REQUEST:
Among the records below, find each line that includes the string "الصلاة" and copy it.
─── PROVIDED DATA
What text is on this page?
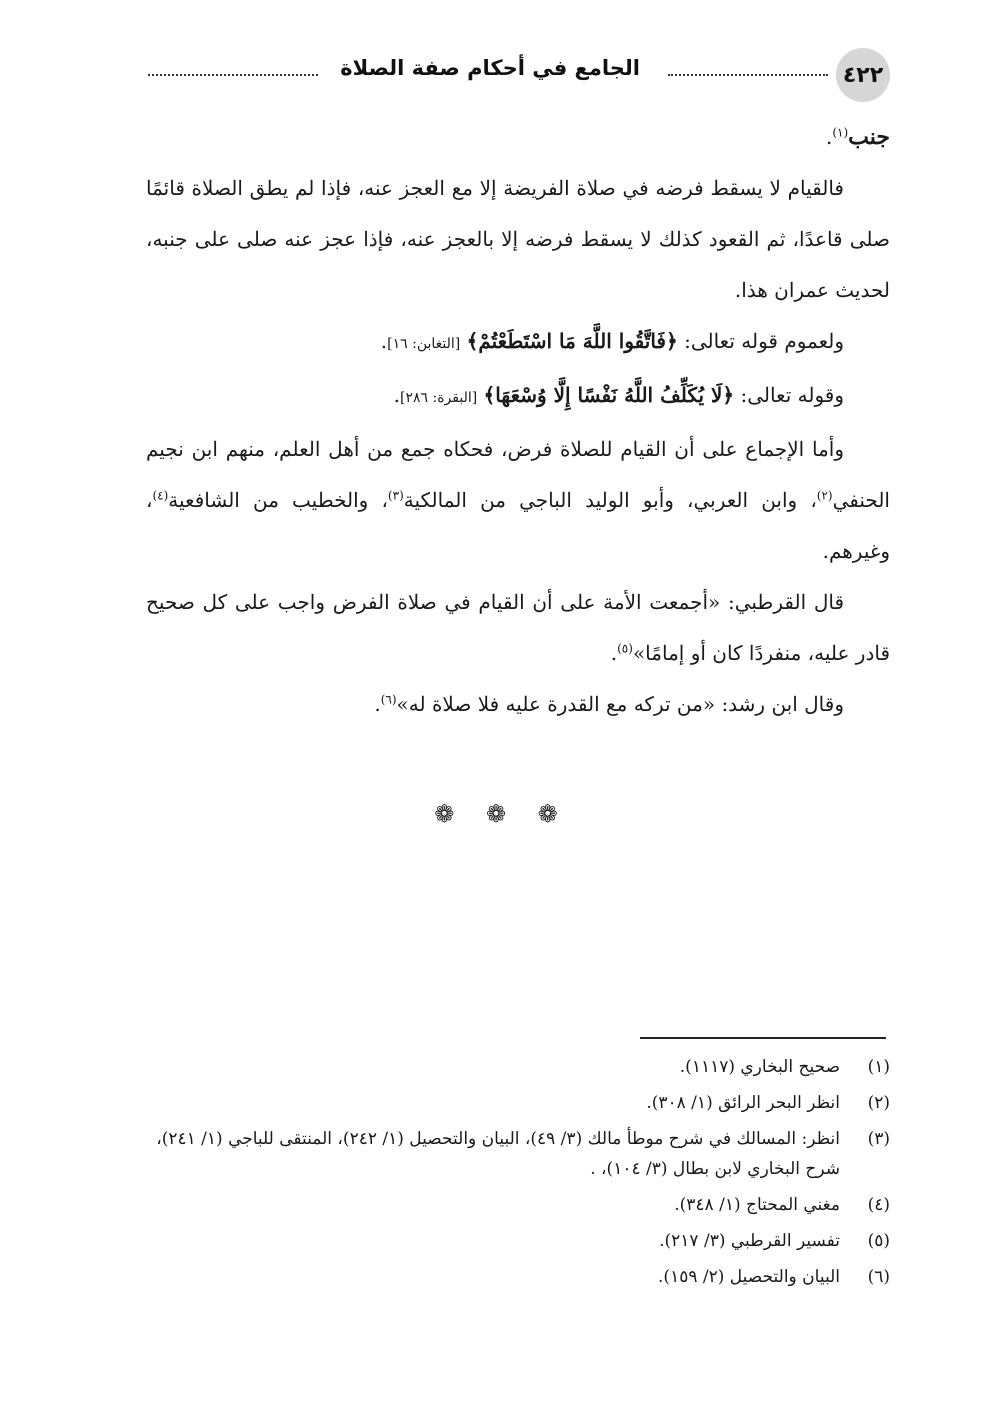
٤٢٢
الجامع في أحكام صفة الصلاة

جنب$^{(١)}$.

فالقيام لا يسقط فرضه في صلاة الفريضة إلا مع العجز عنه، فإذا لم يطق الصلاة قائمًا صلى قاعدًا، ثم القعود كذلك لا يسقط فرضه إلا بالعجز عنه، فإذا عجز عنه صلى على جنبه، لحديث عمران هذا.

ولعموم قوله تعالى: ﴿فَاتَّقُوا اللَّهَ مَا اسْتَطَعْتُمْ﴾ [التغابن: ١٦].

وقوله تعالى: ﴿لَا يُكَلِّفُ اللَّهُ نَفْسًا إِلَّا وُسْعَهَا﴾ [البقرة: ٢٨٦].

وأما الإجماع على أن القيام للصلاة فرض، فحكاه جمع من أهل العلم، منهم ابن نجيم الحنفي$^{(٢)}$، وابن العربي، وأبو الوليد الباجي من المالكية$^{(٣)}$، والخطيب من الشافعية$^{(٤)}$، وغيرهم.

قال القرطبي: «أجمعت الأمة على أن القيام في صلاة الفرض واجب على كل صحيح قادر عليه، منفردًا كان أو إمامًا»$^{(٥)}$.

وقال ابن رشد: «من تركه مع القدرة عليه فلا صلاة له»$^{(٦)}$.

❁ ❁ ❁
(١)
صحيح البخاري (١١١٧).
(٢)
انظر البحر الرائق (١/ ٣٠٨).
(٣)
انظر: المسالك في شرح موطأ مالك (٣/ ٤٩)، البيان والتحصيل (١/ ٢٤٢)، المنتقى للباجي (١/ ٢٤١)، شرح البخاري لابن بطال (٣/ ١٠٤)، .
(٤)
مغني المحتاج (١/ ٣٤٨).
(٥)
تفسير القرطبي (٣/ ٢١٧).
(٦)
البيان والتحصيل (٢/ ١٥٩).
──────
THE COMPLETED TASK:
الجامع في أحكام صفة الصلاة
فالقيام لا يسقط فرضه في صلاة الفريضة إلا مع العجز عنه، فإذا لم يطق الصلاة قائمًا صلى قاعدًا، ثم القعود كذلك لا يسقط فرضه إلا بالعجز عنه، فإذا عجز عنه صلى على جنبه، لحديث عمران هذا.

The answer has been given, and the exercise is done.